* Job: Every record that follows should be printed verbatim.

>> Start

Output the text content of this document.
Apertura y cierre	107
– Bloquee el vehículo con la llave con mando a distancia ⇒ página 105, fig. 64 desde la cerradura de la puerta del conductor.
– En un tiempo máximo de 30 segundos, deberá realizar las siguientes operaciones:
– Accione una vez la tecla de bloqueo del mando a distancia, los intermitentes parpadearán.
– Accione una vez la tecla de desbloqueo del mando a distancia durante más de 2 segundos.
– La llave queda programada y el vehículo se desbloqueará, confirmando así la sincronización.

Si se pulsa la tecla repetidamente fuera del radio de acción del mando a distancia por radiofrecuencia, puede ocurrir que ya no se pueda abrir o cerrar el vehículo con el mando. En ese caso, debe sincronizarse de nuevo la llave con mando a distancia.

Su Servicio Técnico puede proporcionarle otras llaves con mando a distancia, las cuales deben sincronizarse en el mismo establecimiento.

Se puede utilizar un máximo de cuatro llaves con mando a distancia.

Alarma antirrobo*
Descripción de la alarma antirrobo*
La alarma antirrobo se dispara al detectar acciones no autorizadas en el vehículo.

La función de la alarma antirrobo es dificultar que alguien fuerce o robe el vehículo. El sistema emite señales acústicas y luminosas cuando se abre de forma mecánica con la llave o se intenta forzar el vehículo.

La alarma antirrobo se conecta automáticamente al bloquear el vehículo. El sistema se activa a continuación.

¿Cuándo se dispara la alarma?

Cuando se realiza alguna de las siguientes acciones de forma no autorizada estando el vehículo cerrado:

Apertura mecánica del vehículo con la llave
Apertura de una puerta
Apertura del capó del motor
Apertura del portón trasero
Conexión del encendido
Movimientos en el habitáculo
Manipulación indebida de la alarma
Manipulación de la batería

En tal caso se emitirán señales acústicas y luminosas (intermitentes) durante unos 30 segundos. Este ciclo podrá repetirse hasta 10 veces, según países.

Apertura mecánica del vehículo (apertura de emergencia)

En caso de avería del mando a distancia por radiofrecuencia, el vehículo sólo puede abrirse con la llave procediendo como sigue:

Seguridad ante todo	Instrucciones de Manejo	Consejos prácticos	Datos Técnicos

>> End

* Complete answer:
Output the text content of this document.
Apertura y cierre	107
– Bloquee el vehículo con la llave con mando a distancia ⇒ página 105, fig. 64 desde la cerradura de la puerta del conductor.
– En un tiempo máximo de 30 segundos, deberá realizar las siguientes operaciones:
– Accione una vez la tecla de bloqueo del mando a distancia, los intermitentes parpadearán.
– Accione una vez la tecla de desbloqueo del mando a distancia durante más de 2 segundos.
– La llave queda programada y el vehículo se desbloqueará, confirmando así la sincronización.

Si se pulsa la tecla repetidamente fuera del radio de acción del mando a distancia por radiofrecuencia, puede ocurrir que ya no se pueda abrir o cerrar el vehículo con el mando. En ese caso, debe sincronizarse de nuevo la llave con mando a distancia.

Su Servicio Técnico puede proporcionarle otras llaves con mando a distancia, las cuales deben sincronizarse en el mismo establecimiento.

Se puede utilizar un máximo de cuatro llaves con mando a distancia.

Alarma antirrobo*
Descripción de la alarma antirrobo*
La alarma antirrobo se dispara al detectar acciones no autorizadas en el vehículo.

La función de la alarma antirrobo es dificultar que alguien fuerce o robe el vehículo. El sistema emite señales acústicas y luminosas cuando se abre de forma mecánica con la llave o se intenta forzar el vehículo.

La alarma antirrobo se conecta automáticamente al bloquear el vehículo. El sistema se activa a continuación.

¿Cuándo se dispara la alarma?

Cuando se realiza alguna de las siguientes acciones de forma no autorizada estando el vehículo cerrado:

Apertura mecánica del vehículo con la llave
Apertura de una puerta
Apertura del capó del motor
Apertura del portón trasero
Conexión del encendido
Movimientos en el habitáculo
Manipulación indebida de la alarma
Manipulación de la batería

En tal caso se emitirán señales acústicas y luminosas (intermitentes) durante unos 30 segundos. Este ciclo podrá repetirse hasta 10 veces, según países.

Apertura mecánica del vehículo (apertura de emergencia)

En caso de avería del mando a distancia por radiofrecuencia, el vehículo sólo puede abrirse con la llave procediendo como sigue:

Seguridad ante todo	Instrucciones de Manejo	Consejos prácticos	Datos Técnicos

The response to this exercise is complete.